Top of Excerpted passage
By Sunday night, I was in a really low place. For the last three mornings I'd thought, "today is the day! I will meet my baby!" and I was let down time and time again, crying as I tried to go to bed to get some sleep only to do it all again hours later. The only thing I could stomach was vanilla ice cream. I just didn't want anything else. My energy was quickly depleting because of my lack of sleep and, likely, the lack of food.
In retrospect, I wonder why I hadn't called my midwives. Except in that moment, I was waiting for my contractions to be regular and five minutes apart before bugging them. But by Monday morning, I finally called. The midwife I spoke to suggested I come in and maybe get checked to see what progress I was making and to see how baby was handling things. She told me that likely one of three things would happen: 1) I'd be admitted to the birth center and given morphine to help me sleep, 2) I'd be sent home with some Ambien, or 3) I'd be sent to the hospital for Pitocin. None of those options appealed to me. I wanted a drug-free birth.
As the day continued, my contractions were coming closer together and were still coming on really strong. I couldn't speak through them, and I hadn't been able to for a couple of days. The car ride to my midwife was hard, but by that point I was very practiced at coping with contractions. That's a definite bonus to a long, slow labor: it never felt like too much to handle. It ramped up slowly and gradually.
When I got to the birth center, they told me I was five centimeters and that they could tell by how strong my contractions were that I was really in labor. No drugs were necessary. I was so relieved, but it'd still be another 12 hours before I met my son. And I think the relief is what really kicked things off. I knew I was where I was going to give birth. I felt a new surge of confidence that things were progressing as they should, even if it took longer than the average woman. But what is average? This was the first time my body was doing this.
After a couple hours laboring in my room at the birth center, my water finally broke and things got intense. Two more hours of sitting in a warm jacuzzi, and I finally reached 10 centimeters and could start pushing. I pushed for three hours. I think it was because I was so tired. Not just me, but my uterus as well. It's a muscle, and muscles get tired when they're used for three days straight. It took a lot for me to push my son out. I had to strain with all my might. I had to try a dozen different positions. I never really felt the urge to push, so I had to make up for it by pushing and pushing. I only really know that now because I've had another baby, and I barely had to push to deliver her. My uterus did almost all of it.
Bottom of Excerpted passage
Top of Material shown
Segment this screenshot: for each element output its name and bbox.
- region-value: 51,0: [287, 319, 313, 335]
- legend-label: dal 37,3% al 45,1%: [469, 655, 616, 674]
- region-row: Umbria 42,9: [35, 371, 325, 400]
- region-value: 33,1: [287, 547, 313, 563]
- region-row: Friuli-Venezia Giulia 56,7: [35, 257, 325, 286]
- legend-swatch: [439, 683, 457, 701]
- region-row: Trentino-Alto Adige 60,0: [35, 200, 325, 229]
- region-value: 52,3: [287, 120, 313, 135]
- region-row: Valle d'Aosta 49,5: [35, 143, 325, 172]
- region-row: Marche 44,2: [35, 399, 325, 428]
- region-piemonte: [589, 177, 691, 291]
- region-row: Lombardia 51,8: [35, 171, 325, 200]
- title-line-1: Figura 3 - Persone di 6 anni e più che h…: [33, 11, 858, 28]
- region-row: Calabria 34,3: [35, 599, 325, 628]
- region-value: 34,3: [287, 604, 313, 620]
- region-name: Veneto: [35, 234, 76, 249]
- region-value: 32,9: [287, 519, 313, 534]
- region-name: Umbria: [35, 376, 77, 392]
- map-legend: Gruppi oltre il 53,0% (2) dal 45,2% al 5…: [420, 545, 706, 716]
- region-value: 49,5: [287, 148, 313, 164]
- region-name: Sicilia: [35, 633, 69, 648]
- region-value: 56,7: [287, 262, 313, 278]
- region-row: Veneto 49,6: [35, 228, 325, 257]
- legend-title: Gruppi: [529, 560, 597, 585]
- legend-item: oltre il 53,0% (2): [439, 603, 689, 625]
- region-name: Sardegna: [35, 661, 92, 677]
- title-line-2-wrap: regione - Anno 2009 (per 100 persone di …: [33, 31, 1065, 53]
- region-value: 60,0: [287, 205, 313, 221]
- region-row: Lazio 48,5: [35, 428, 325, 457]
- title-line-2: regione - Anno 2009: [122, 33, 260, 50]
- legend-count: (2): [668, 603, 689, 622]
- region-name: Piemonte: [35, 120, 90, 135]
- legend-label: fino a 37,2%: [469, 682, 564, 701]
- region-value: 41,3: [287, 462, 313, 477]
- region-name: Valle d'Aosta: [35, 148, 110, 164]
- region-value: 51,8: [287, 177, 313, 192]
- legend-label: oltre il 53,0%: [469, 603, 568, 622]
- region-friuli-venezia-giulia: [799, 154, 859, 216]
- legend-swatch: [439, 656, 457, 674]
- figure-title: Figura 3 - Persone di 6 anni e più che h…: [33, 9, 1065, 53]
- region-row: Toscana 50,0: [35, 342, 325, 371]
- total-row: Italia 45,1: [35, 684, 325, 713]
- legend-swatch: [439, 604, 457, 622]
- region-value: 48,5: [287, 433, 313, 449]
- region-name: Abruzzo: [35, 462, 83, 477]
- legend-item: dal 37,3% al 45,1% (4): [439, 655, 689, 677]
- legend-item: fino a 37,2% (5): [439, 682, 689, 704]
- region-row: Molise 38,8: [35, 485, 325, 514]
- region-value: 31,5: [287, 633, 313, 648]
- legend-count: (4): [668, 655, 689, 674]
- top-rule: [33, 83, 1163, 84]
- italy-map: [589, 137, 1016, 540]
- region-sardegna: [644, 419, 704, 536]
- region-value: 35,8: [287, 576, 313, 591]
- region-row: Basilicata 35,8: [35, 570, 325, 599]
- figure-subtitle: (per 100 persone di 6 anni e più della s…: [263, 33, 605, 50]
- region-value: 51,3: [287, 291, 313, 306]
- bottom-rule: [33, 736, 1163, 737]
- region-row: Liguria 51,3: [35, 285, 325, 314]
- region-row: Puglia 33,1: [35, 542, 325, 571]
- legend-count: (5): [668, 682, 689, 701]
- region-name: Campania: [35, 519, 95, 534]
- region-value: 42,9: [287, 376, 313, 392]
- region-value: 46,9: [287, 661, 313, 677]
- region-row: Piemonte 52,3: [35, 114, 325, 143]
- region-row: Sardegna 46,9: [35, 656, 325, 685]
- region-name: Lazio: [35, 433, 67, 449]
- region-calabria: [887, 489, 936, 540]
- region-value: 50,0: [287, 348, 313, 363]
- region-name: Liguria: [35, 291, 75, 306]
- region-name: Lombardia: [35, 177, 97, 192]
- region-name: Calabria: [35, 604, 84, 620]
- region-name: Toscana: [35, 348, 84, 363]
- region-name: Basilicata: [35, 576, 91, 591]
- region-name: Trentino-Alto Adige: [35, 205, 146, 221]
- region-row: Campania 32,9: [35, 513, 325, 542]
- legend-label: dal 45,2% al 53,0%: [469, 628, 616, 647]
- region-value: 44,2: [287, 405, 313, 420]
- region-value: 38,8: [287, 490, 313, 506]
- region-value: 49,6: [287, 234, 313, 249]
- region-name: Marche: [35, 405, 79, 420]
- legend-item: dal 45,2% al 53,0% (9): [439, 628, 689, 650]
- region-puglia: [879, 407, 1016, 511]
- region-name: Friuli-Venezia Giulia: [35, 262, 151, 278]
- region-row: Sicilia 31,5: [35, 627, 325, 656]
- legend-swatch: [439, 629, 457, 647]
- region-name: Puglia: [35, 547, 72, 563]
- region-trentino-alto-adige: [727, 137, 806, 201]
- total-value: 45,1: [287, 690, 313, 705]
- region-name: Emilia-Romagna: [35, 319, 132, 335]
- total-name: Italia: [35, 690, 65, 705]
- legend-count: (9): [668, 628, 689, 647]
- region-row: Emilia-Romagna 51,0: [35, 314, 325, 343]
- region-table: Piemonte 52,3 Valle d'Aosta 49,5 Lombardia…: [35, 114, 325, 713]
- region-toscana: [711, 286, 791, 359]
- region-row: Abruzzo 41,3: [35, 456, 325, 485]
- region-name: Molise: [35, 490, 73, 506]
Bottom of Material shown
#### [Task list]
[1] According to the birth story, how long did the narrator push before her son was born?
[2] Carry the birth story forward from its final sentence.
The rows have no connection to the birth story.

#### [Answers to each task]
[1] She pushed for three hours.

[2]
When my son was born, as any mother would probably say, the long labor didn't matter. He was born. He cried. I held him and saw that he was a boy and all the tiredness of the last three days just washed away.
It was an amazing birth. I felt calm and in control the whole time. Aside from feeling tired and discouraged, I really hadn't suffered too much. I had handled the endless contractions. I did it. I delivered a baby even though I was exhausted and my uterus was not as well-rested as it could have been. Yet I felt like a total rockstar.
When I tell people I was in labor for three days with my son, I often get looks of pity. But I assure them that it was amazing. It might not have gone how I imagined it. I might not be able to pinpoint when "real" labor started. It was such a gradual process. It could have gone differently if I had had more medical interventions. Surely, I could have met him sooner. But maybe that's the way my body wanted to labor. Maybe that's the way my son needed to be born. Birth is amazing, no matter how it happens, but I was so happy that it had all gone on my terms and without interventions. I feel immensely proud of all the work I did to deliver my son — I'd marathoned a delivery, and the prize at the finish line was incredible.